**EXERCISE DETAILS:** Please name the three things the existing IDomainEvent interface lacked, according to the decision record on domain event tracing below.

**TEXT SHOWN:**
════════════════
ADR-0021: Event - Domain Event Tracing and Correlation IDs
Context and Problem
Section titled “Context and Problem”Suppose a payment failure alert fires in the early morning. The logs contain dozens of domain events mixed together — OrderCreated, InventoryReserved, PaymentFailed, InventoryReleased, etc. To determine “which OrderCreated started the flow that led to this PaymentFailed?” or “is this InventoryReleased a compensating event from PaymentFailed, or from a separate request?” requires manually cross-referencing timestamps at the millisecond level to reconstruct event chains.
The existing IDomainEvent interface had no event unique identifier, no request trace ID, and no preceding event reference. Events from different concurrent requests occurring at the same time could not be distinguished, and there was no structural way to represent causal chains between events, forcing incident analysis to rely on guesswork.
Considered Options
Section titled “Considered Options”- Ulid EventId + CorrelationId + CausationId + OccurredAt required properties
- Guid-based EventId
- No tracing IDs included
- Single TraceId only
Decision
Section titled “Decision”Chosen option: “Ulid EventId + CorrelationId + CausationId + OccurredAt required properties”, to structurally trace causal relationships between events and transform incident analysis from guesswork to data-driven investigation.
════════════════
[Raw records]
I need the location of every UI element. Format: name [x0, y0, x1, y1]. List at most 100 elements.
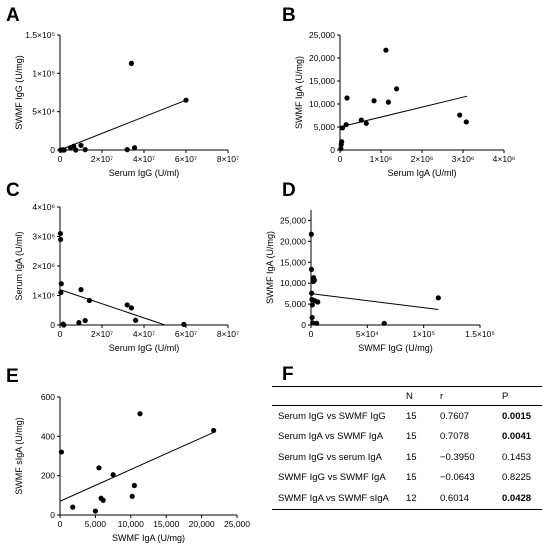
y-tick-label-d: 15,000: [280, 257, 306, 267]
data-point-c: [82, 317, 88, 324]
data-point-d: [309, 302, 315, 308]
data-point-e: [129, 493, 135, 499]
data-point-b: [463, 119, 469, 125]
x-tick-label-c: 8×10⁷: [217, 329, 239, 339]
data-point-b: [383, 47, 389, 53]
data-point-d: [435, 295, 441, 301]
y-tick-label-b: 25,000: [309, 30, 335, 40]
x-tick-label-a: 6×10⁷: [175, 154, 197, 164]
data-point-c: [58, 281, 64, 287]
y-tick-label-a: 1.5×10⁵: [25, 30, 55, 40]
x-tick-label-e: 10,000: [118, 519, 144, 529]
regression-line-a: [59, 99, 187, 151]
y-tick-label-b: 5,000: [314, 122, 336, 132]
y-axis-label-d: SWMF IgA (U/mg): [265, 231, 275, 304]
x-axis-label-d: SWMF IgG (U/mg): [358, 343, 433, 353]
y-tick-label-a: 5×10⁴: [32, 107, 55, 117]
y-tick-label-d: 5,000: [285, 299, 307, 309]
x-tick-label-b: 4×10⁶: [493, 154, 516, 164]
data-point-c: [86, 297, 92, 304]
table-row: SWMF IgG vs SWMF IgA 15 −0.0643 0.8225: [272, 468, 542, 489]
data-point-a: [183, 97, 189, 103]
panel-letter-a: A: [6, 5, 20, 26]
x-tick-label-a: 2×10⁷: [91, 154, 113, 164]
table-header-row: N r P: [272, 386, 542, 406]
p-cell: 0.0041: [502, 431, 532, 443]
y-tick-label-d: 25,000: [280, 215, 306, 225]
y-tick-label-c: 0: [50, 320, 55, 330]
data-point-c: [133, 317, 139, 323]
data-point-b: [385, 99, 391, 105]
y-tick-label-c: 3×10⁶: [32, 232, 55, 242]
data-point-d: [381, 320, 387, 326]
comparison-cell: Serum IgG vs SWMF IgG: [278, 410, 386, 422]
data-point-b: [371, 98, 377, 104]
x-tick-label-a: 8×10⁷: [217, 154, 239, 164]
data-point-e: [131, 482, 137, 489]
data-point-a: [131, 145, 138, 151]
data-point-c: [78, 287, 84, 293]
header-p: P: [502, 386, 542, 406]
panel-letter-d: D: [282, 180, 296, 201]
data-point-e: [92, 508, 98, 514]
data-point-b: [358, 117, 364, 123]
x-tick-label-c: 4×10⁷: [133, 329, 155, 339]
data-point-c: [76, 320, 82, 326]
x-tick-label-b: 0: [338, 154, 343, 164]
data-point-d: [308, 231, 314, 237]
x-tick-label-d: 1×10⁵: [412, 329, 435, 339]
n-cell: 15: [406, 472, 417, 484]
y-tick-label-e: 200: [41, 471, 55, 481]
table-row: SWMF IgA vs SWMF sIgA 12 0.6014 0.0428: [272, 488, 542, 510]
p-cell: 0.1453: [502, 451, 532, 463]
y-tick-label-c: 1×10⁶: [32, 291, 55, 301]
n-cell: 15: [406, 410, 417, 422]
x-axis-label-c: Serum IgG (U/ml): [109, 343, 180, 353]
n-cell: 15: [406, 431, 417, 443]
x-tick-label-c: 2×10⁷: [91, 329, 113, 339]
x-tick-label-c: 6×10⁷: [175, 329, 197, 339]
header-comparison: [272, 386, 406, 406]
x-tick-label-d: 5×10⁴: [356, 329, 379, 339]
x-tick-label-d: 0: [309, 329, 314, 339]
comparison-cell: Serum IgG vs serum IgA: [278, 451, 383, 463]
n-cell: 12: [406, 488, 440, 510]
data-point-c: [124, 302, 130, 308]
data-point-b: [344, 95, 350, 101]
p-cell: 0.8225: [502, 472, 532, 484]
y-axis-label-a: SWMF IgG (U/mg): [14, 55, 24, 130]
correlation-table: N r P Serum IgG vs SWMF IgG 15 0.7607 0.…: [272, 386, 542, 510]
header-n: N: [406, 386, 440, 406]
data-point-b: [457, 112, 463, 118]
data-point-c: [57, 230, 64, 237]
data-point-a: [128, 60, 134, 66]
data-point-b: [343, 122, 349, 128]
x-tick-label-d: 1.5×10⁵: [465, 329, 495, 339]
p-cell: 0.0428: [502, 488, 542, 510]
table-row: Serum IgG vs serum IgA 15 −0.3950 0.1453: [272, 447, 542, 468]
data-point-d: [309, 314, 315, 321]
y-tick-label-d: 20,000: [280, 236, 306, 246]
y-tick-label-c: 2×10⁶: [32, 261, 55, 271]
r-cell: 0.7607: [440, 410, 470, 422]
data-point-e: [100, 497, 106, 503]
data-point-e: [70, 504, 76, 510]
data-point-c: [58, 289, 64, 296]
x-tick-label-b: 3×10⁶: [452, 154, 475, 164]
r-cell: 0.6014: [440, 488, 502, 510]
panel-letter-c: C: [6, 180, 20, 201]
comparison-cell: SWMF IgG vs SWMF IgA: [278, 472, 386, 484]
y-tick-label-e: 600: [41, 392, 55, 402]
regression-line-d: [310, 293, 439, 311]
y-tick-label-b: 20,000: [309, 53, 335, 63]
data-point-b: [339, 139, 345, 145]
y-tick-label-e: 0: [50, 510, 55, 520]
x-tick-label-e: 15,000: [153, 519, 179, 529]
data-point-e: [211, 427, 217, 434]
data-point-e: [58, 449, 65, 455]
y-tick-label-b: 15,000: [309, 76, 335, 86]
data-point-d: [310, 320, 316, 326]
data-point-b: [393, 86, 400, 92]
data-point-a: [73, 147, 79, 153]
data-point-d: [308, 266, 315, 272]
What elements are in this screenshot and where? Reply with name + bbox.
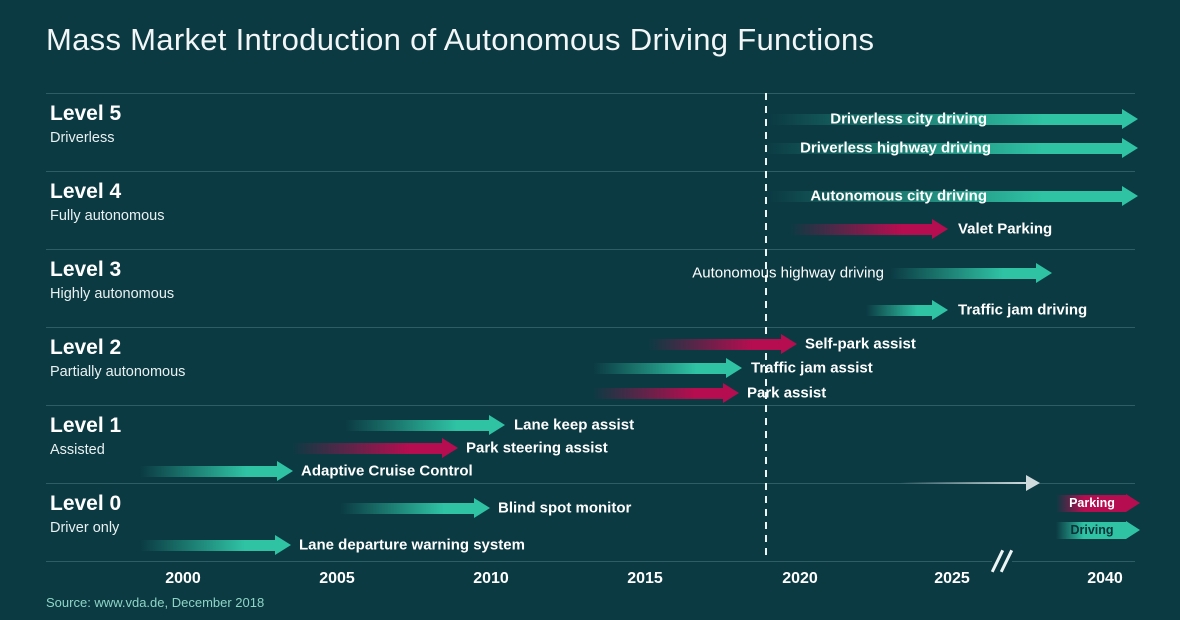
════════════════
**ANSWER TO THIS PROBLEM:** It had no event unique identifier, no request trace ID, and no preceding event reference.